START Exercise input

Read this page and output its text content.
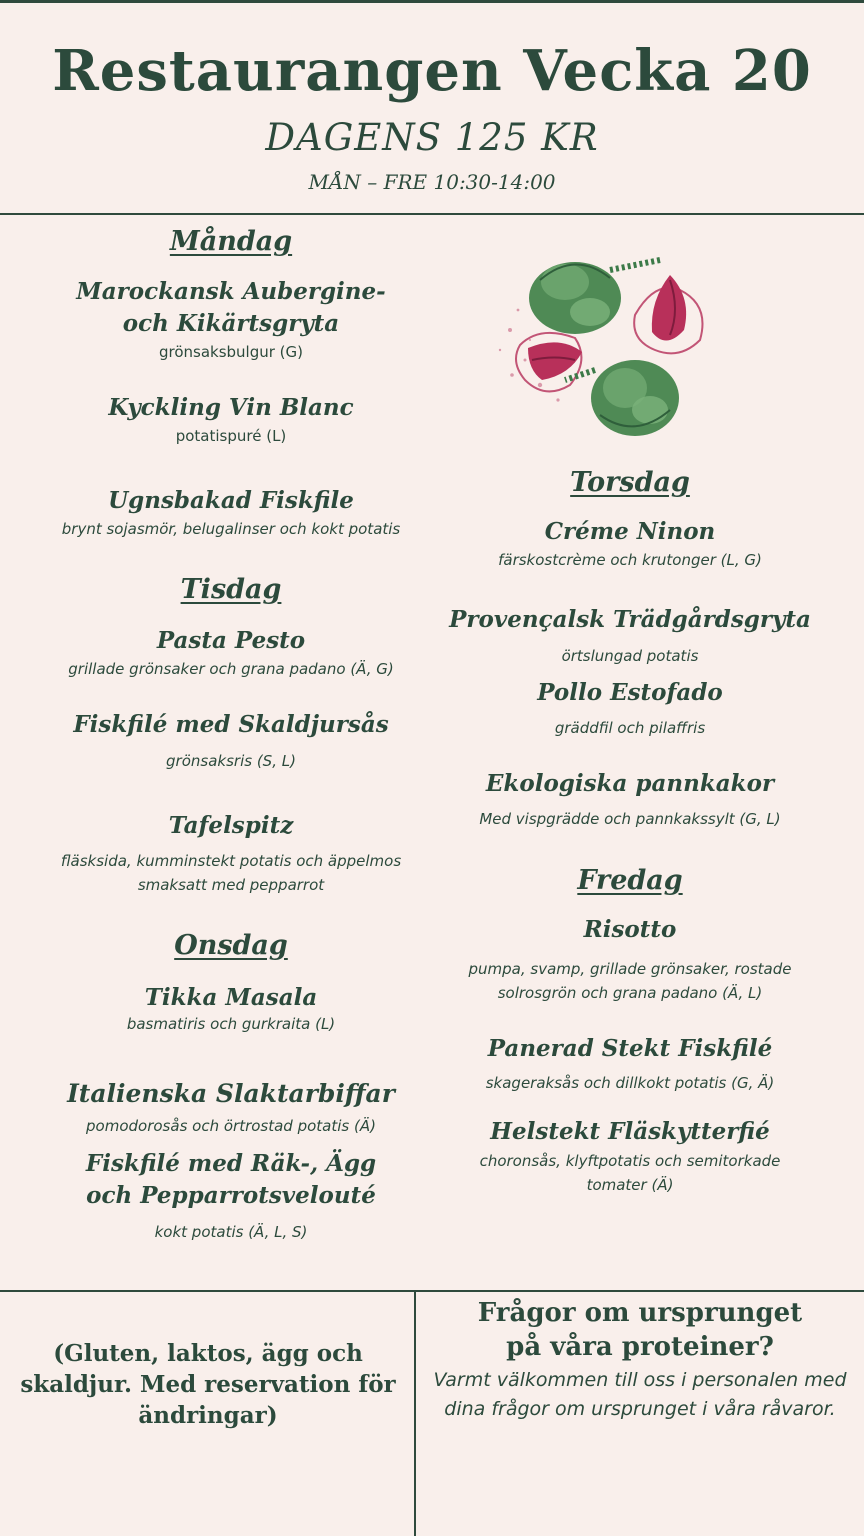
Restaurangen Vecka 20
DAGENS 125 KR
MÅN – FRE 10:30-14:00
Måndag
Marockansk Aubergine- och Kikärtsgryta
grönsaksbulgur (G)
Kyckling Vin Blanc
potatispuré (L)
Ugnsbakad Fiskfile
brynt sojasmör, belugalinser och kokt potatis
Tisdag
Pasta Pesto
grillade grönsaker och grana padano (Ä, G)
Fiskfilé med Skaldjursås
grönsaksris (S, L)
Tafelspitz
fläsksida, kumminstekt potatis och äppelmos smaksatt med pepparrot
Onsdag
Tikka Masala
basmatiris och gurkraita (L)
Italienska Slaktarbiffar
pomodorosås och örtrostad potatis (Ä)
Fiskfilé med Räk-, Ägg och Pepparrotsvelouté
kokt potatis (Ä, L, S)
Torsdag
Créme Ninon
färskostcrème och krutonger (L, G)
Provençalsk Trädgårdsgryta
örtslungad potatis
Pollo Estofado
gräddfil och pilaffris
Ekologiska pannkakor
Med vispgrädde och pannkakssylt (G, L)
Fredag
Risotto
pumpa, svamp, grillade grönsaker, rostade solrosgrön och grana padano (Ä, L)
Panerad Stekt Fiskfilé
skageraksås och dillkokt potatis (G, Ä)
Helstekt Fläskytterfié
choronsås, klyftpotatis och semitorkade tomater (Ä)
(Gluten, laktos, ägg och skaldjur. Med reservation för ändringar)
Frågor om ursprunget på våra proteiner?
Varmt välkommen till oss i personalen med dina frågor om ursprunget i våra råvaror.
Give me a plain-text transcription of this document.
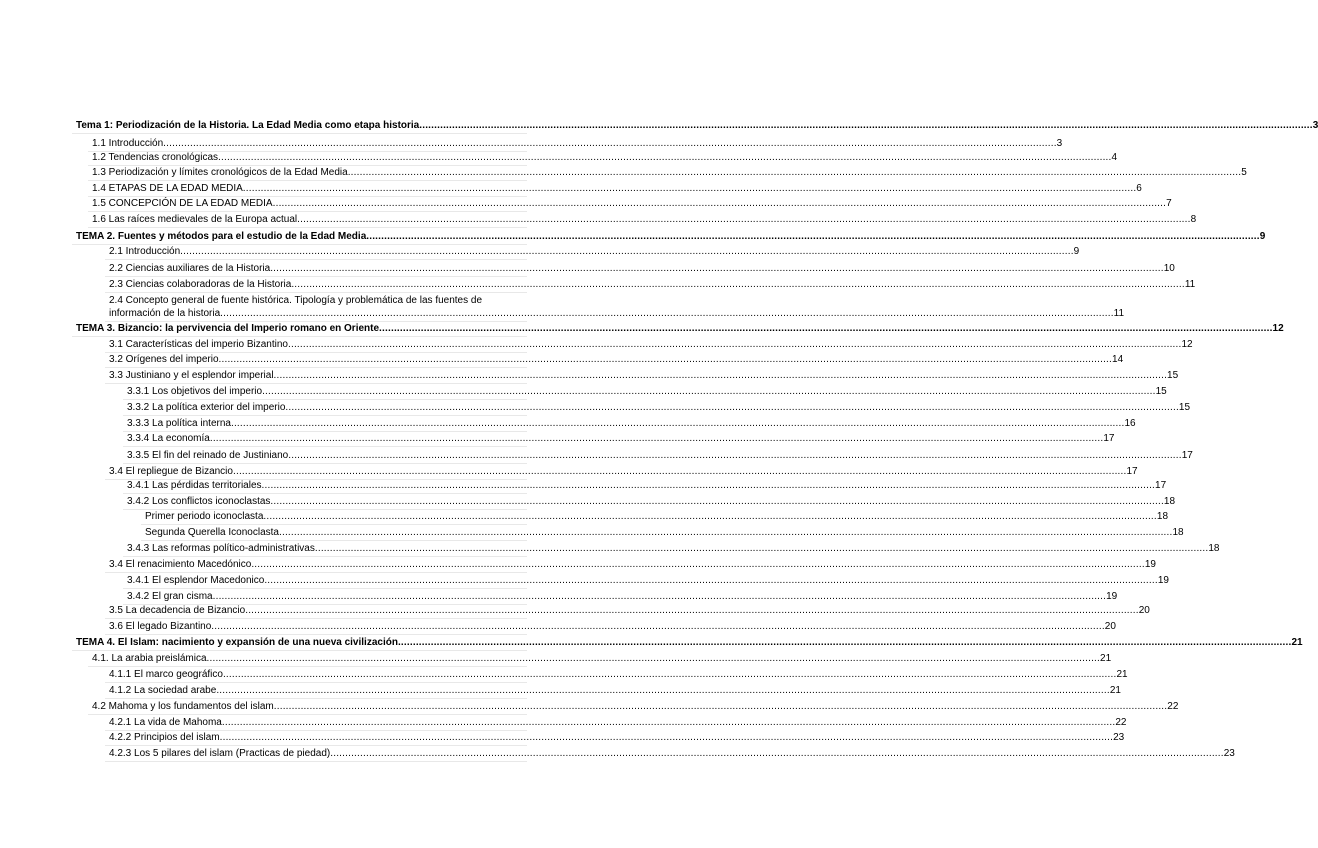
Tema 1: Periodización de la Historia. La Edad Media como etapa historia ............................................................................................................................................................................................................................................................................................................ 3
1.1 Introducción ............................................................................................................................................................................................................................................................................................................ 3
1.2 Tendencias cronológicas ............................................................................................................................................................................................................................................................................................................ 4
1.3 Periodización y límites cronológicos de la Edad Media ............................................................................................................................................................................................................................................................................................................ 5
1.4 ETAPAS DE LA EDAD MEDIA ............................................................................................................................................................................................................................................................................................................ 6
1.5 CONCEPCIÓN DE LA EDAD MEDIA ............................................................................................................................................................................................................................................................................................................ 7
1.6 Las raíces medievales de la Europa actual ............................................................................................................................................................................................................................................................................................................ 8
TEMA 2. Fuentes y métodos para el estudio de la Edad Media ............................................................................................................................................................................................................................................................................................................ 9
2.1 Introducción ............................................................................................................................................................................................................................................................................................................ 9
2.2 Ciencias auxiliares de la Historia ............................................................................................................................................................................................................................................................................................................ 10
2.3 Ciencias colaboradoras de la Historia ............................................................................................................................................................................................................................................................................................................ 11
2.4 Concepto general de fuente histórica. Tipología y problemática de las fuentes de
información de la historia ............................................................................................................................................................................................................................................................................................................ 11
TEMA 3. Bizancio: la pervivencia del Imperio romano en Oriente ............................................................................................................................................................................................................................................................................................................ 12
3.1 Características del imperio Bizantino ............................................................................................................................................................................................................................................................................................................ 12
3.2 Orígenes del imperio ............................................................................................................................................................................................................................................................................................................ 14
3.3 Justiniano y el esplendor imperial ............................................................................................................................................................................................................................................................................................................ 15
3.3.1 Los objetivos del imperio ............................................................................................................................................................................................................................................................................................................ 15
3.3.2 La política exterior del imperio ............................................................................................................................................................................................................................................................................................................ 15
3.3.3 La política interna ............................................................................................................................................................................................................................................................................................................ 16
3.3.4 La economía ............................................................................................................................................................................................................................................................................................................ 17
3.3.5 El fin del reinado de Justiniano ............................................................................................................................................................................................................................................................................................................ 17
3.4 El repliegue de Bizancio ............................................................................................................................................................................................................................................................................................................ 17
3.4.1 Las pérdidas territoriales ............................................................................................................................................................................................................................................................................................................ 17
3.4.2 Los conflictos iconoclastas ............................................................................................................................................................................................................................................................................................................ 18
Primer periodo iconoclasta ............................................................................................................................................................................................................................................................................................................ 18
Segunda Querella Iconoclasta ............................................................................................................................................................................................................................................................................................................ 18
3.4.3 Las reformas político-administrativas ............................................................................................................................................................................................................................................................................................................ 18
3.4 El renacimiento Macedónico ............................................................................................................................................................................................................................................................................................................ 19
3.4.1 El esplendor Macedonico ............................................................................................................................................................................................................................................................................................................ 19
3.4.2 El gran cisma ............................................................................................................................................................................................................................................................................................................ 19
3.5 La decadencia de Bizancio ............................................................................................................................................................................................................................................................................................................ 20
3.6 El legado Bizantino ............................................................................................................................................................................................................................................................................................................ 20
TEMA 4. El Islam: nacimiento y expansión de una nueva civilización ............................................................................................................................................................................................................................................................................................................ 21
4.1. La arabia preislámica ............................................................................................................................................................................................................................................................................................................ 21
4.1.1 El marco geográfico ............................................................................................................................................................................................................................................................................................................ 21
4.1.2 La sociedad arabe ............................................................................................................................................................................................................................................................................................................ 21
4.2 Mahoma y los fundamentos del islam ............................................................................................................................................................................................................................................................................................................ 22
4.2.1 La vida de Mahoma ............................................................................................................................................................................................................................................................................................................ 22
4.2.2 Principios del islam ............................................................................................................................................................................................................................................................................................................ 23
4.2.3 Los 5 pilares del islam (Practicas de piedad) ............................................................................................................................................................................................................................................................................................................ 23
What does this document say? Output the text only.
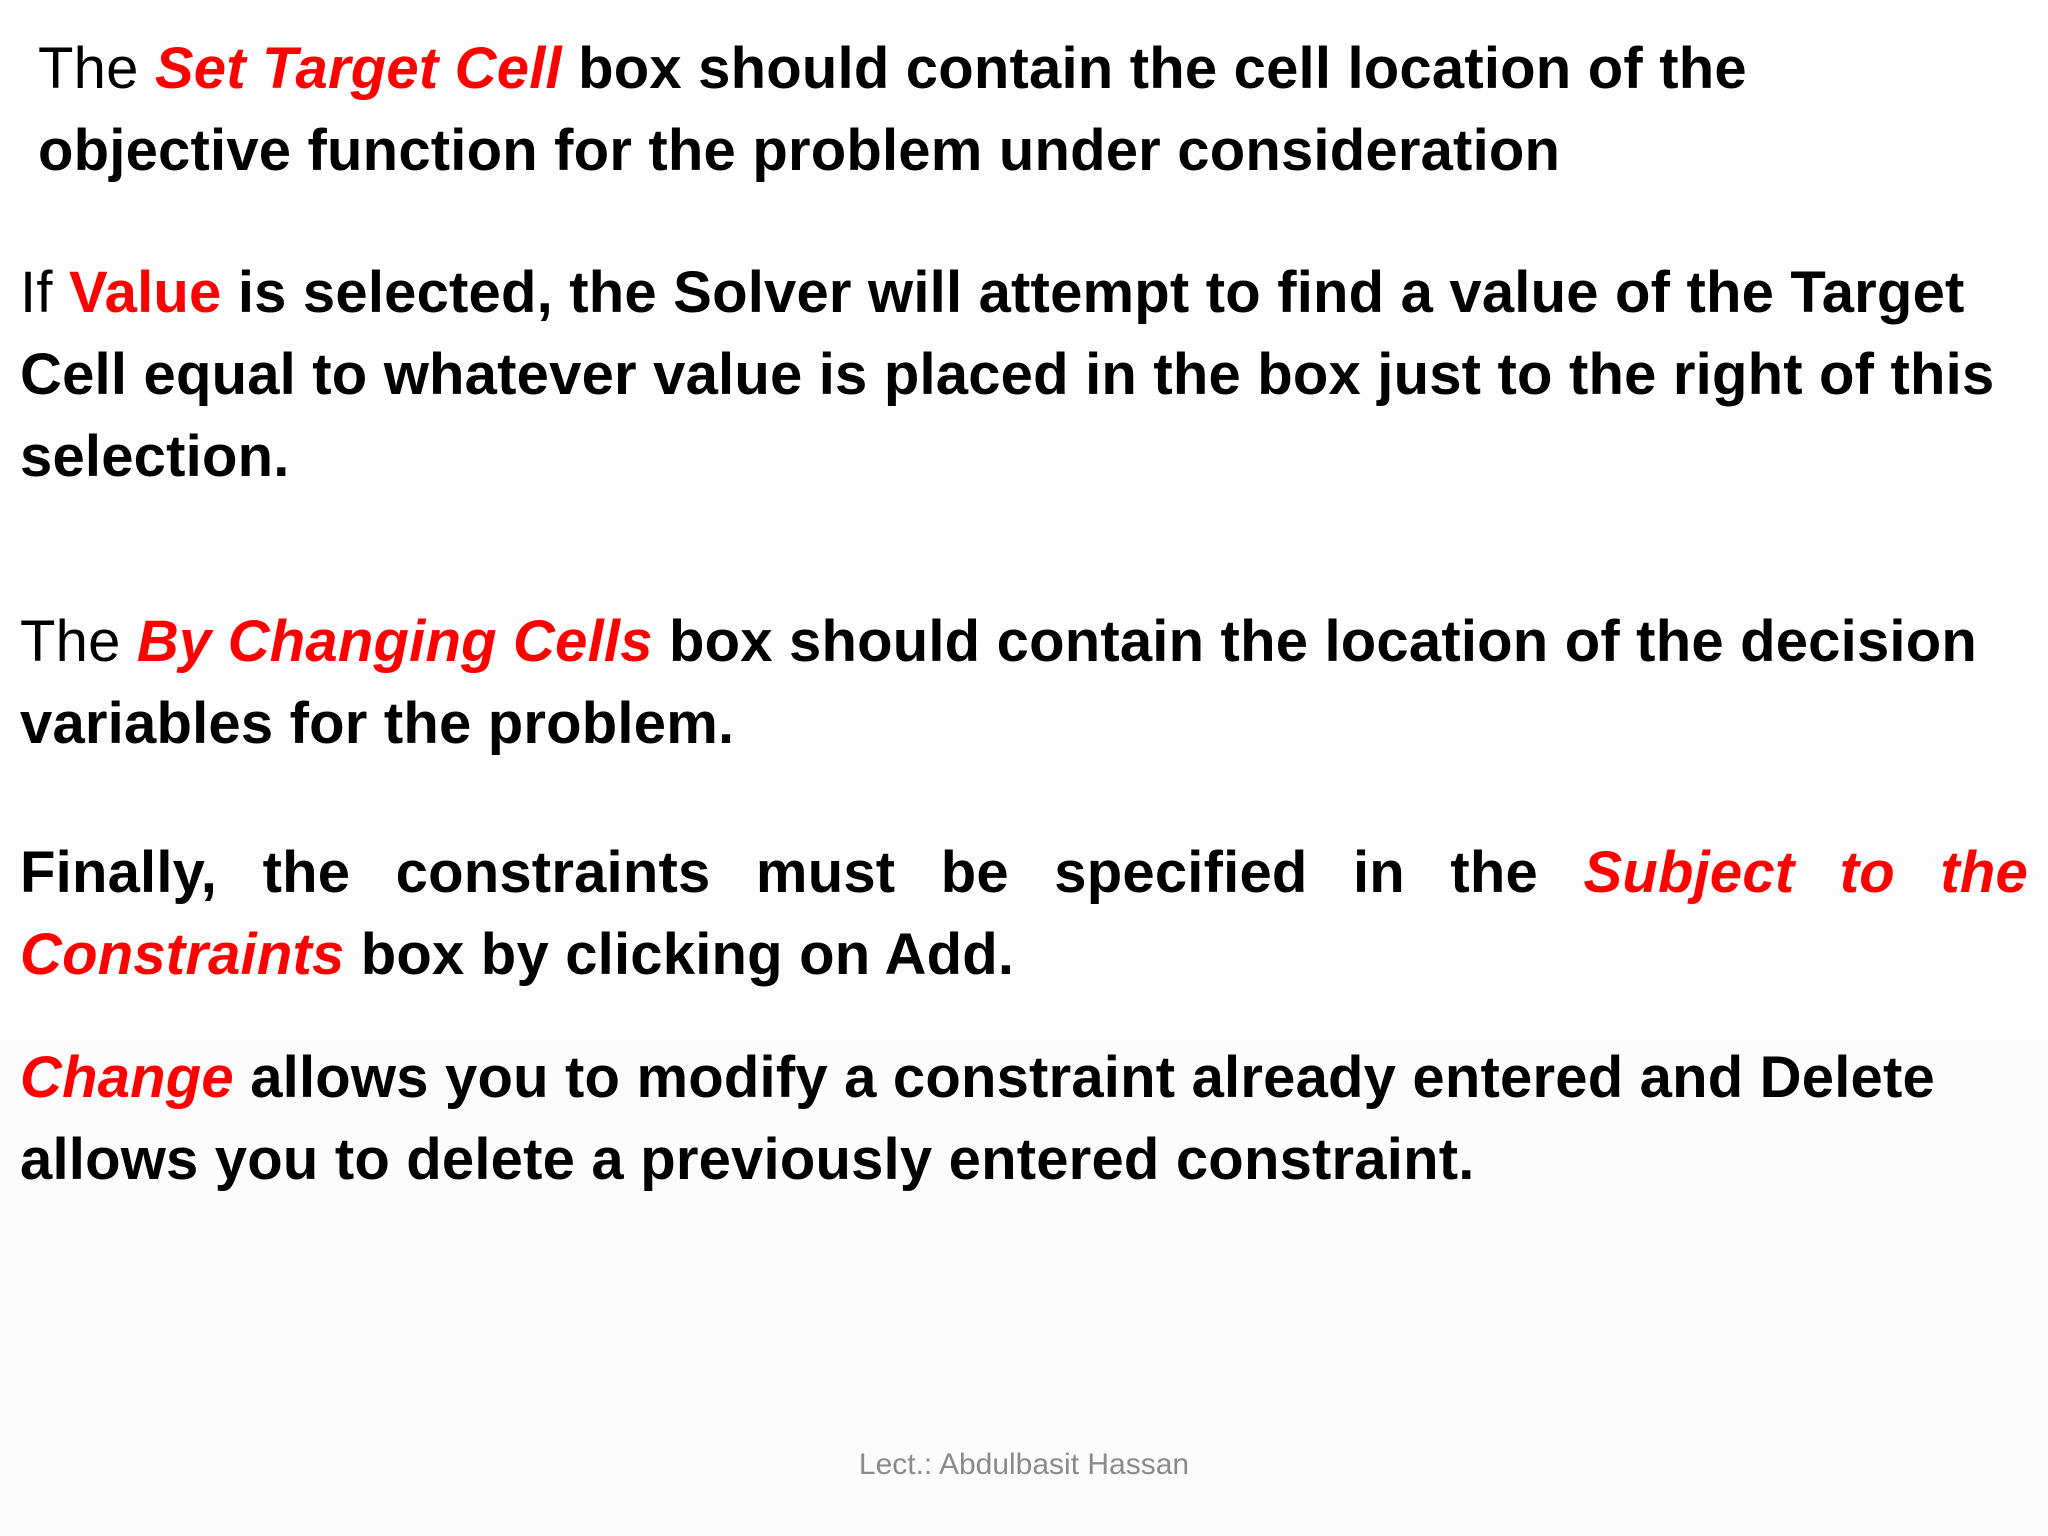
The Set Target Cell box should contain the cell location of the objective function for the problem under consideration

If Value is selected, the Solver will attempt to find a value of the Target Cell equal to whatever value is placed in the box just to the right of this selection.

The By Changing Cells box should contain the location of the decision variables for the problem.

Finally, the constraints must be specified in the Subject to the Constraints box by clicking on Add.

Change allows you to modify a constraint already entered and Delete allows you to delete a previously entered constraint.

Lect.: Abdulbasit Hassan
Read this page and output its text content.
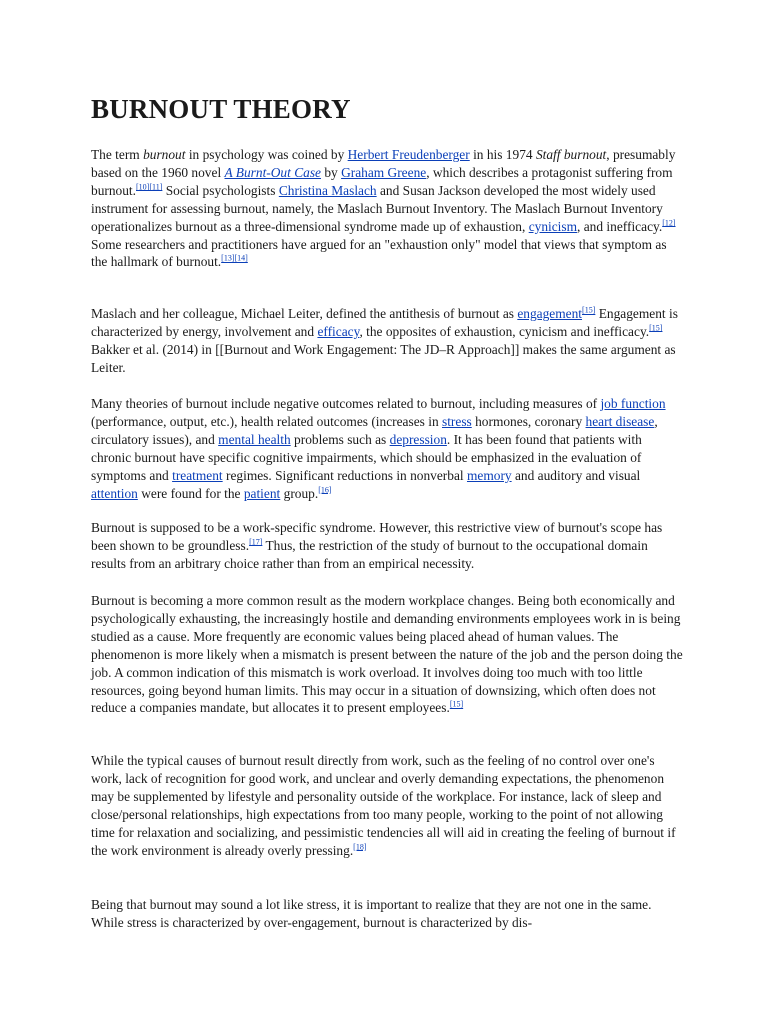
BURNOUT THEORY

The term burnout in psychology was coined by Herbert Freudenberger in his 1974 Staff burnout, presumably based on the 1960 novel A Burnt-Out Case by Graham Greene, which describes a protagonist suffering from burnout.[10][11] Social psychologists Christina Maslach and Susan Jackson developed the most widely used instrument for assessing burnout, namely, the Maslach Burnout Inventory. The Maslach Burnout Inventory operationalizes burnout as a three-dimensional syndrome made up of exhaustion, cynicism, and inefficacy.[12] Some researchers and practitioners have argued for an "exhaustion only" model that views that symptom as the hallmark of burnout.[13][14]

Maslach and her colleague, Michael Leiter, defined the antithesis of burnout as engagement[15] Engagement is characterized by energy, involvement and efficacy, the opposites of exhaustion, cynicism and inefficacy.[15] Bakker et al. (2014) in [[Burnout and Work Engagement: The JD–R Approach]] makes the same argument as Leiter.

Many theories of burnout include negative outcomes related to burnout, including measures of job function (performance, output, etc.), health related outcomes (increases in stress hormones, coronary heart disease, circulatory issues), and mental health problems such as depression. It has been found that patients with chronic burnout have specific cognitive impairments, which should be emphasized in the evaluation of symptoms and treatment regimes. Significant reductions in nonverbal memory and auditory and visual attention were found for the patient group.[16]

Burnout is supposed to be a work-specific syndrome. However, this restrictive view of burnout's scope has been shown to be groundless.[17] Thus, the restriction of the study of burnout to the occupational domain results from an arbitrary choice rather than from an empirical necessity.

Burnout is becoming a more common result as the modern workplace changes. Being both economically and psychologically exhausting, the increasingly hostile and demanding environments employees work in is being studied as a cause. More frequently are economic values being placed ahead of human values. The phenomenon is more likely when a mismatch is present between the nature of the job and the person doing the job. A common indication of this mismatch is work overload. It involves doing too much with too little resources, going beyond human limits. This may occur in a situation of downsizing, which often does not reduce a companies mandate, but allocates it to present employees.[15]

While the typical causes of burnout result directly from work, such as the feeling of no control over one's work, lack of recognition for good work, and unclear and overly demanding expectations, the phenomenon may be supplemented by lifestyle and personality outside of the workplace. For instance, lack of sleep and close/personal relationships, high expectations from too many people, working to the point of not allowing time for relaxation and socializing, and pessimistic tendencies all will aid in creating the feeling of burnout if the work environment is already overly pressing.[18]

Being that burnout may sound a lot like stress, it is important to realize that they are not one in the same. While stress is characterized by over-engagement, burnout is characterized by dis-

END Exercise input

:: Work item ::
Among the lines above, return those that hold the word "grönsaker".

:: Response ::
grillade grönsaker och grana padano (Ä, G)
pumpa, svamp, grillade grönsaker, rostade solrosgrön och grana padano (Ä, L)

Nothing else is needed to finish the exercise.